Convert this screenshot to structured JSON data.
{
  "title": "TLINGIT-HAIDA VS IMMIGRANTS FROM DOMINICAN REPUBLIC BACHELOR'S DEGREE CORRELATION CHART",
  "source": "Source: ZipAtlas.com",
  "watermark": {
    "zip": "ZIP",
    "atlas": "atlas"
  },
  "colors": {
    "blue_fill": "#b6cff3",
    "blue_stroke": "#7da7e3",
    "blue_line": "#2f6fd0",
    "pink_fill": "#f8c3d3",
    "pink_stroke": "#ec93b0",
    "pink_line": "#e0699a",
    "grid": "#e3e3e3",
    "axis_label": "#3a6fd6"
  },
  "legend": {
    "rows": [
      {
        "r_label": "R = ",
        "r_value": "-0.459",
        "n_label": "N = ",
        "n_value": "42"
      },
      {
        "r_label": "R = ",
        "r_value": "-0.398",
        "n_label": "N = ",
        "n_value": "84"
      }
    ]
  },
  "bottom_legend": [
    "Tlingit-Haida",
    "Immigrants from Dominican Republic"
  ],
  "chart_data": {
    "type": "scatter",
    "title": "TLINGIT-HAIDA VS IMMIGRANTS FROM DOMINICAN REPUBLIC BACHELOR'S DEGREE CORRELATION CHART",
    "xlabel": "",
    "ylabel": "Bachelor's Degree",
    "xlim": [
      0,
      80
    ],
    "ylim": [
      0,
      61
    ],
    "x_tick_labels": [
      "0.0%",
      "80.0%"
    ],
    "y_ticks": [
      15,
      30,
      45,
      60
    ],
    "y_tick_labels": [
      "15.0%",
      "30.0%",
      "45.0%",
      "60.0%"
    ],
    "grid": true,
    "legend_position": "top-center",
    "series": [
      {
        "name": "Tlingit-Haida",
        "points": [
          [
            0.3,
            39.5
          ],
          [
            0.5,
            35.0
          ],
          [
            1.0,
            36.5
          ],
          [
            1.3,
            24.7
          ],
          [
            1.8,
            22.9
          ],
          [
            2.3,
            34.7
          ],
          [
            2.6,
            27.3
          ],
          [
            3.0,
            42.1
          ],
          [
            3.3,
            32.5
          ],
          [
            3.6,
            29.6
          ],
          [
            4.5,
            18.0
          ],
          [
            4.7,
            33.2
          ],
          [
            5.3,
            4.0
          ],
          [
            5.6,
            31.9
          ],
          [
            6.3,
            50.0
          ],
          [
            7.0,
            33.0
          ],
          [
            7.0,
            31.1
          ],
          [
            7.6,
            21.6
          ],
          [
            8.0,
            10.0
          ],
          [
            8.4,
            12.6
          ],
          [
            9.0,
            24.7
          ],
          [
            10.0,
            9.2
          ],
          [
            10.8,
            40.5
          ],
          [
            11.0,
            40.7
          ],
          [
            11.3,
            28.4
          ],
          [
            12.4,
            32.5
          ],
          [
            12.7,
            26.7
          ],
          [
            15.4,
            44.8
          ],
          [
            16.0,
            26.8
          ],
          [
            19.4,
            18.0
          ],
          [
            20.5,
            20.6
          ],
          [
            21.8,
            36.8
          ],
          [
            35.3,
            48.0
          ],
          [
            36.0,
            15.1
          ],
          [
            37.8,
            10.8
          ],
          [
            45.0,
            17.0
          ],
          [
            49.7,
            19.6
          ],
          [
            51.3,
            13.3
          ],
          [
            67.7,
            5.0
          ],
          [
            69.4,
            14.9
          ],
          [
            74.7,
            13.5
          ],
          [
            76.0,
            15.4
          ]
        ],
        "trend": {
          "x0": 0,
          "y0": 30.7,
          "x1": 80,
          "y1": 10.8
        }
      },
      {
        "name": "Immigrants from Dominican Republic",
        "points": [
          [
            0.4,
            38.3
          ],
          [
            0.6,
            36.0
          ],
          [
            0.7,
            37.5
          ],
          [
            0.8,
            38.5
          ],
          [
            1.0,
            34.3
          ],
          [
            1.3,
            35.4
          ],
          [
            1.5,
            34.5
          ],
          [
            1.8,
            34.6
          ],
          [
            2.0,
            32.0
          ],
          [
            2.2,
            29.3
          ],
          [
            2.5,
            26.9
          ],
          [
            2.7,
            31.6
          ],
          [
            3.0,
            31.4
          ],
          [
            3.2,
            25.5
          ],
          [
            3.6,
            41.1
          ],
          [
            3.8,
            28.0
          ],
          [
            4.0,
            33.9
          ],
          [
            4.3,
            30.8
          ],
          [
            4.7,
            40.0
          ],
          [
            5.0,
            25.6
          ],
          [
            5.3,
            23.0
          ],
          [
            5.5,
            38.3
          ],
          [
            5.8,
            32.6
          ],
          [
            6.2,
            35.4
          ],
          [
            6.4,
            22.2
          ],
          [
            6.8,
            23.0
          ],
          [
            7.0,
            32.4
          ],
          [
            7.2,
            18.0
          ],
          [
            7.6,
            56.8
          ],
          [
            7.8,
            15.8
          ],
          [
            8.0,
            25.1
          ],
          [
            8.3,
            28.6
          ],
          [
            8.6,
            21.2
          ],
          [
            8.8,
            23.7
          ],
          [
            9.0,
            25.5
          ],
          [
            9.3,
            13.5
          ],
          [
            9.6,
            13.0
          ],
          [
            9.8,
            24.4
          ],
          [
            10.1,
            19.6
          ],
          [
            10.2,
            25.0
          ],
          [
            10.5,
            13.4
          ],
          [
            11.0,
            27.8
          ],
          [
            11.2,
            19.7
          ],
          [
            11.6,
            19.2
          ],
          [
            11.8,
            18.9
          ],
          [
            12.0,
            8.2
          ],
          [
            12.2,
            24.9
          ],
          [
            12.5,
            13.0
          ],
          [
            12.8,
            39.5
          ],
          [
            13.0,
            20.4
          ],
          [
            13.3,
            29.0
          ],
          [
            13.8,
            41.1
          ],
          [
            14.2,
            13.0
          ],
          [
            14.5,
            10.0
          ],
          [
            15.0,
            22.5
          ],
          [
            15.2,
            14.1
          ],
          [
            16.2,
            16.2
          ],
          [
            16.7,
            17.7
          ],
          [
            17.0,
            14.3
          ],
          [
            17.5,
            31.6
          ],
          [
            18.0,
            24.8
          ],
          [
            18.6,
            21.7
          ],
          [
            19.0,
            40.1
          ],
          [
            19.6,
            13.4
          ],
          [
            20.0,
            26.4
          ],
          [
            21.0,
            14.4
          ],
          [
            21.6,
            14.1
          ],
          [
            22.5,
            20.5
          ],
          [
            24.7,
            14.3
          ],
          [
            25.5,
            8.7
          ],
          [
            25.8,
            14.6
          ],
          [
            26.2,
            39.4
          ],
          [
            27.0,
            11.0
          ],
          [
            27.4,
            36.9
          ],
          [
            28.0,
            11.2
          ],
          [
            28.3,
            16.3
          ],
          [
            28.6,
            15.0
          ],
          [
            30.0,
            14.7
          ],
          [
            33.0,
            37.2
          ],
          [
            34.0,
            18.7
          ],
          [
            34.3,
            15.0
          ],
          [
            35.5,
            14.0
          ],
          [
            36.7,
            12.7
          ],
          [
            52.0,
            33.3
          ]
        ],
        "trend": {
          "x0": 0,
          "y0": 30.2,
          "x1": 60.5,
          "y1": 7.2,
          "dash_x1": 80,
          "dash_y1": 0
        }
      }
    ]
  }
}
____
## Short task
Could you reproduce every record above exactly as it appears?

## Answer
Convert this screenshot to structured JSON data.
{
  "title": "TLINGIT-HAIDA VS IMMIGRANTS FROM DOMINICAN REPUBLIC BACHELOR'S DEGREE CORRELATION CHART",
  "source": "Source: ZipAtlas.com",
  "watermark": {
    "zip": "ZIP",
    "atlas": "atlas"
  },
  "colors": {
    "blue_fill": "#b6cff3",
    "blue_stroke": "#7da7e3",
    "blue_line": "#2f6fd0",
    "pink_fill": "#f8c3d3",
    "pink_stroke": "#ec93b0",
    "pink_line": "#e0699a",
    "grid": "#e3e3e3",
    "axis_label": "#3a6fd6"
  },
  "legend": {
    "rows": [
      {
        "r_label": "R = ",
        "r_value": "-0.459",
        "n_label": "N = ",
        "n_value": "42"
      },
      {
        "r_label": "R = ",
        "r_value": "-0.398",
        "n_label": "N = ",
        "n_value": "84"
      }
    ]
  },
  "bottom_legend": [
    "Tlingit-Haida",
    "Immigrants from Dominican Republic"
  ],
  "chart_data": {
    "type": "scatter",
    "title": "TLINGIT-HAIDA VS IMMIGRANTS FROM DOMINICAN REPUBLIC BACHELOR'S DEGREE CORRELATION CHART",
    "xlabel": "",
    "ylabel": "Bachelor's Degree",
    "xlim": [
      0,
      80
    ],
    "ylim": [
      0,
      61
    ],
    "x_tick_labels": [
      "0.0%",
      "80.0%"
    ],
    "y_ticks": [
      15,
      30,
      45,
      60
    ],
    "y_tick_labels": [
      "15.0%",
      "30.0%",
      "45.0%",
      "60.0%"
    ],
    "grid": true,
    "legend_position": "top-center",
    "series": [
      {
        "name": "Tlingit-Haida",
        "points": [
          [
            0.3,
            39.5
          ],
          [
            0.5,
            35.0
          ],
          [
            1.0,
            36.5
          ],
          [
            1.3,
            24.7
          ],
          [
            1.8,
            22.9
          ],
          [
            2.3,
            34.7
          ],
          [
            2.6,
            27.3
          ],
          [
            3.0,
            42.1
          ],
          [
            3.3,
            32.5
          ],
          [
            3.6,
            29.6
          ],
          [
            4.5,
            18.0
          ],
          [
            4.7,
            33.2
          ],
          [
            5.3,
            4.0
          ],
          [
            5.6,
            31.9
          ],
          [
            6.3,
            50.0
          ],
          [
            7.0,
            33.0
          ],
          [
            7.0,
            31.1
          ],
          [
            7.6,
            21.6
          ],
          [
            8.0,
            10.0
          ],
          [
            8.4,
            12.6
          ],
          [
            9.0,
            24.7
          ],
          [
            10.0,
            9.2
          ],
          [
            10.8,
            40.5
          ],
          [
            11.0,
            40.7
          ],
          [
            11.3,
            28.4
          ],
          [
            12.4,
            32.5
          ],
          [
            12.7,
            26.7
          ],
          [
            15.4,
            44.8
          ],
          [
            16.0,
            26.8
          ],
          [
            19.4,
            18.0
          ],
          [
            20.5,
            20.6
          ],
          [
            21.8,
            36.8
          ],
          [
            35.3,
            48.0
          ],
          [
            36.0,
            15.1
          ],
          [
            37.8,
            10.8
          ],
          [
            45.0,
            17.0
          ],
          [
            49.7,
            19.6
          ],
          [
            51.3,
            13.3
          ],
          [
            67.7,
            5.0
          ],
          [
            69.4,
            14.9
          ],
          [
            74.7,
            13.5
          ],
          [
            76.0,
            15.4
          ]
        ],
        "trend": {
          "x0": 0,
          "y0": 30.7,
          "x1": 80,
          "y1": 10.8
        }
      },
      {
        "name": "Immigrants from Dominican Republic",
        "points": [
          [
            0.4,
            38.3
          ],
          [
            0.6,
            36.0
          ],
          [
            0.7,
            37.5
          ],
          [
            0.8,
            38.5
          ],
          [
            1.0,
            34.3
          ],
          [
            1.3,
            35.4
          ],
          [
            1.5,
            34.5
          ],
          [
            1.8,
            34.6
          ],
          [
            2.0,
            32.0
          ],
          [
            2.2,
            29.3
          ],
          [
            2.5,
            26.9
          ],
          [
            2.7,
            31.6
          ],
          [
            3.0,
            31.4
          ],
          [
            3.2,
            25.5
          ],
          [
            3.6,
            41.1
          ],
          [
            3.8,
            28.0
          ],
          [
            4.0,
            33.9
          ],
          [
            4.3,
            30.8
          ],
          [
            4.7,
            40.0
          ],
          [
            5.0,
            25.6
          ],
          [
            5.3,
            23.0
          ],
          [
            5.5,
            38.3
          ],
          [
            5.8,
            32.6
          ],
          [
            6.2,
            35.4
          ],
          [
            6.4,
            22.2
          ],
          [
            6.8,
            23.0
          ],
          [
            7.0,
            32.4
          ],
          [
            7.2,
            18.0
          ],
          [
            7.6,
            56.8
          ],
          [
            7.8,
            15.8
          ],
          [
            8.0,
            25.1
          ],
          [
            8.3,
            28.6
          ],
          [
            8.6,
            21.2
          ],
          [
            8.8,
            23.7
          ],
          [
            9.0,
            25.5
          ],
          [
            9.3,
            13.5
          ],
          [
            9.6,
            13.0
          ],
          [
            9.8,
            24.4
          ],
          [
            10.1,
            19.6
          ],
          [
            10.2,
            25.0
          ],
          [
            10.5,
            13.4
          ],
          [
            11.0,
            27.8
          ],
          [
            11.2,
            19.7
          ],
          [
            11.6,
            19.2
          ],
          [
            11.8,
            18.9
          ],
          [
            12.0,
            8.2
          ],
          [
            12.2,
            24.9
          ],
          [
            12.5,
            13.0
          ],
          [
            12.8,
            39.5
          ],
          [
            13.0,
            20.4
          ],
          [
            13.3,
            29.0
          ],
          [
            13.8,
            41.1
          ],
          [
            14.2,
            13.0
          ],
          [
            14.5,
            10.0
          ],
          [
            15.0,
            22.5
          ],
          [
            15.2,
            14.1
          ],
          [
            16.2,
            16.2
          ],
          [
            16.7,
            17.7
          ],
          [
            17.0,
            14.3
          ],
          [
            17.5,
            31.6
          ],
          [
            18.0,
            24.8
          ],
          [
            18.6,
            21.7
          ],
          [
            19.0,
            40.1
          ],
          [
            19.6,
            13.4
          ],
          [
            20.0,
            26.4
          ],
          [
            21.0,
            14.4
          ],
          [
            21.6,
            14.1
          ],
          [
            22.5,
            20.5
          ],
          [
            24.7,
            14.3
          ],
          [
            25.5,
            8.7
          ],
          [
            25.8,
            14.6
          ],
          [
            26.2,
            39.4
          ],
          [
            27.0,
            11.0
          ],
          [
            27.4,
            36.9
          ],
          [
            28.0,
            11.2
          ],
          [
            28.3,
            16.3
          ],
          [
            28.6,
            15.0
          ],
          [
            30.0,
            14.7
          ],
          [
            33.0,
            37.2
          ],
          [
            34.0,
            18.7
          ],
          [
            34.3,
            15.0
          ],
          [
            35.5,
            14.0
          ],
          [
            36.7,
            12.7
          ],
          [
            52.0,
            33.3
          ]
        ],
        "trend": {
          "x0": 0,
          "y0": 30.2,
          "x1": 60.5,
          "y1": 7.2,
          "dash_x1": 80,
          "dash_y1": 0
        }
      }
    ]
  }
}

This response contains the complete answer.